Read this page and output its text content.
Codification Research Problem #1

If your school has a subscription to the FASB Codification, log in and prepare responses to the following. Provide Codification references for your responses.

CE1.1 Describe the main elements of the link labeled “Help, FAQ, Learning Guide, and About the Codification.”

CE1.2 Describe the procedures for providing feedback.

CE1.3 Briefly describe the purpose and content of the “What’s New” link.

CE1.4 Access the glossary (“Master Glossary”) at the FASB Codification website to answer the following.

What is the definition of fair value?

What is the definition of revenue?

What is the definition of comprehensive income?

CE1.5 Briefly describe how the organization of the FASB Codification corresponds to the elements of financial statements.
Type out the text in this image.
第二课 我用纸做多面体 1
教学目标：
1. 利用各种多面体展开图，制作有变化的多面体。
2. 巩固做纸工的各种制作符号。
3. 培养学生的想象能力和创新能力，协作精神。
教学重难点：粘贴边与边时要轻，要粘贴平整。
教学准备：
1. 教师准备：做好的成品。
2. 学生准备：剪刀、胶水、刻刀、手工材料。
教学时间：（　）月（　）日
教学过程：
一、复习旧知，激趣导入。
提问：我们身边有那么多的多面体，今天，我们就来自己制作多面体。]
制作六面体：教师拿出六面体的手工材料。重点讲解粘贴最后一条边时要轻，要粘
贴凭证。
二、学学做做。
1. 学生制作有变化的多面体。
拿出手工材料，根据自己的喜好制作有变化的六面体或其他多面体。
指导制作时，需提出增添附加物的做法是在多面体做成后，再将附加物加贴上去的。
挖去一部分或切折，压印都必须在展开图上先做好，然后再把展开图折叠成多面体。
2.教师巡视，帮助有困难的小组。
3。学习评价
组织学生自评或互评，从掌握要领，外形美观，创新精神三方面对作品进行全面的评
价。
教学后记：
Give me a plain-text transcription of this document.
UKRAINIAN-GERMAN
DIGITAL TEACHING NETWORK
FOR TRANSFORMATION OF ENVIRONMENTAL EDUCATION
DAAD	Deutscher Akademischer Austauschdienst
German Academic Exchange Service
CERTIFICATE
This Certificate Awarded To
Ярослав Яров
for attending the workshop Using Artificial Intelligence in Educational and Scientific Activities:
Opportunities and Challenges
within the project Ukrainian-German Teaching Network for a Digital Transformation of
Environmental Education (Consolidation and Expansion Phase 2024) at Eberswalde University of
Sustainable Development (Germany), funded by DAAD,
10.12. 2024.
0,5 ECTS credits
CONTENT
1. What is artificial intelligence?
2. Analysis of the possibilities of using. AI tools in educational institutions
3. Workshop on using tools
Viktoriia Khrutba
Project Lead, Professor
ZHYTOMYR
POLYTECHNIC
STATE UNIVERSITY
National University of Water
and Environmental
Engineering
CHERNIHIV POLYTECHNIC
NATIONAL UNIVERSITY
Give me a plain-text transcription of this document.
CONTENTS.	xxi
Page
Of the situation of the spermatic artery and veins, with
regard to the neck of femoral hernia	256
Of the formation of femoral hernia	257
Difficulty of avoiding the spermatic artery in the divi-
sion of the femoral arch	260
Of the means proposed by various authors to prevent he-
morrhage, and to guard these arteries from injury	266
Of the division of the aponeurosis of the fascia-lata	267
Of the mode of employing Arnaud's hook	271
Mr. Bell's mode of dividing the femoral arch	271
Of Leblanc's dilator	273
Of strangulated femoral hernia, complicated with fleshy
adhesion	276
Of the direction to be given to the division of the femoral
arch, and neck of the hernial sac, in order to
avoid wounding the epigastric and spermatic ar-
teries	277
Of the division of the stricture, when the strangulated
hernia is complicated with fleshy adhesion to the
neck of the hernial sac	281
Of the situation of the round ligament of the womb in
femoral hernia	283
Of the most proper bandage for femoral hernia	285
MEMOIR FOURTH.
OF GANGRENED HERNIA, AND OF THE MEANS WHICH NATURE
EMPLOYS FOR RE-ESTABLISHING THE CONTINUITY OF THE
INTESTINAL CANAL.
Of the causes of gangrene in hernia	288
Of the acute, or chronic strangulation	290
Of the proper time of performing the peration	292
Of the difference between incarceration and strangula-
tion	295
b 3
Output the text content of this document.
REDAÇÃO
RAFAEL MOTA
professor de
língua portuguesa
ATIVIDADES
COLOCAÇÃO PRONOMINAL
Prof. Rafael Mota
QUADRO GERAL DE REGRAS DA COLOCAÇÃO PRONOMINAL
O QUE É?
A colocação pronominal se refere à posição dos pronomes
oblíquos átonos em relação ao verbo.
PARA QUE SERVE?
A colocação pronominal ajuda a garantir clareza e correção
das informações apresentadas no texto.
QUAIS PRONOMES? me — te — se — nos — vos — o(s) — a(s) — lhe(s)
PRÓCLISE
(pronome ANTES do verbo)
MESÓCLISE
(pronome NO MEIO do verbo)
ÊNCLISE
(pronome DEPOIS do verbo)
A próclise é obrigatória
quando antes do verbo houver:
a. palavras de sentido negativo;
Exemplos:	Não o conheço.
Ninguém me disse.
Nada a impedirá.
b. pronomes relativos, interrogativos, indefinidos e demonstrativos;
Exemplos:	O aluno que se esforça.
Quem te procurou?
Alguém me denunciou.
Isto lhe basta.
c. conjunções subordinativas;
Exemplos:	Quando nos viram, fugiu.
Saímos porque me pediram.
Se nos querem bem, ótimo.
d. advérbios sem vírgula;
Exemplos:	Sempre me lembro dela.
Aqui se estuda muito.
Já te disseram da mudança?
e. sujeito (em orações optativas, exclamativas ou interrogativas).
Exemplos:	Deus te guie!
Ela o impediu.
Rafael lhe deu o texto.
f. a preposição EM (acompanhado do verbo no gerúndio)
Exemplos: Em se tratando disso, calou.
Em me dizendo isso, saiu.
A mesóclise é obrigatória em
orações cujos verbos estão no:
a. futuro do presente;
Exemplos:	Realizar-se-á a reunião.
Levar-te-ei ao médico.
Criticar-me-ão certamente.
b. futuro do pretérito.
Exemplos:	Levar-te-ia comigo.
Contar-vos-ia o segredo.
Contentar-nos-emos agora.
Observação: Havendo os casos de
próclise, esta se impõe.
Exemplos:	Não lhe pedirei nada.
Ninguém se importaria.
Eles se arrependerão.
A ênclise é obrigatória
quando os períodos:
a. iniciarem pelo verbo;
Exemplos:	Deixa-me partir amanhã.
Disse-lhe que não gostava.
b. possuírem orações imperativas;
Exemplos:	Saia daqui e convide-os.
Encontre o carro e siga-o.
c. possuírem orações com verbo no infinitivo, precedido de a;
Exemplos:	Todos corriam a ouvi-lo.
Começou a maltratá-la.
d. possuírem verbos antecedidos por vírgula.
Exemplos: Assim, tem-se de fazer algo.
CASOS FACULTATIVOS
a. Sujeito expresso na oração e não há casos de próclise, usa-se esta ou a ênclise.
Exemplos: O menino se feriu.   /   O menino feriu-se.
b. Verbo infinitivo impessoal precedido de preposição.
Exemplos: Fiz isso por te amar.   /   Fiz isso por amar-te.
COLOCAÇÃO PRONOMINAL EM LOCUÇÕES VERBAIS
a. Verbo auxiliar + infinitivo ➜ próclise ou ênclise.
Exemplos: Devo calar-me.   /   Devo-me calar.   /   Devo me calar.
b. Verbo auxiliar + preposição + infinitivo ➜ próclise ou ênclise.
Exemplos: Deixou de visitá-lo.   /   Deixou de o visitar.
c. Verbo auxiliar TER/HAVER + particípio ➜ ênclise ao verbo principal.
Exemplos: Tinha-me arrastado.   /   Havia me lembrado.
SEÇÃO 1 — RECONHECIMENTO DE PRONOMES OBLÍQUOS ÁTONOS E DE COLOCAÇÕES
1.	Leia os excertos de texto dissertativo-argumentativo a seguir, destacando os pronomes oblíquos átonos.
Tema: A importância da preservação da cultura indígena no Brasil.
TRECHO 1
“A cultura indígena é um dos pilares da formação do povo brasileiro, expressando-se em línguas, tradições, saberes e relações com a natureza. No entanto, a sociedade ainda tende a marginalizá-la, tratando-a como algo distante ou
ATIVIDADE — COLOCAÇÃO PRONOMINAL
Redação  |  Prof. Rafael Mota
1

=-=-=

Filter the entries down to the lines with the word "POLYTECHNIC" in them.

• _Written answer_:
POLYTECHNIC
CHERNIHIV POLYTECHNIC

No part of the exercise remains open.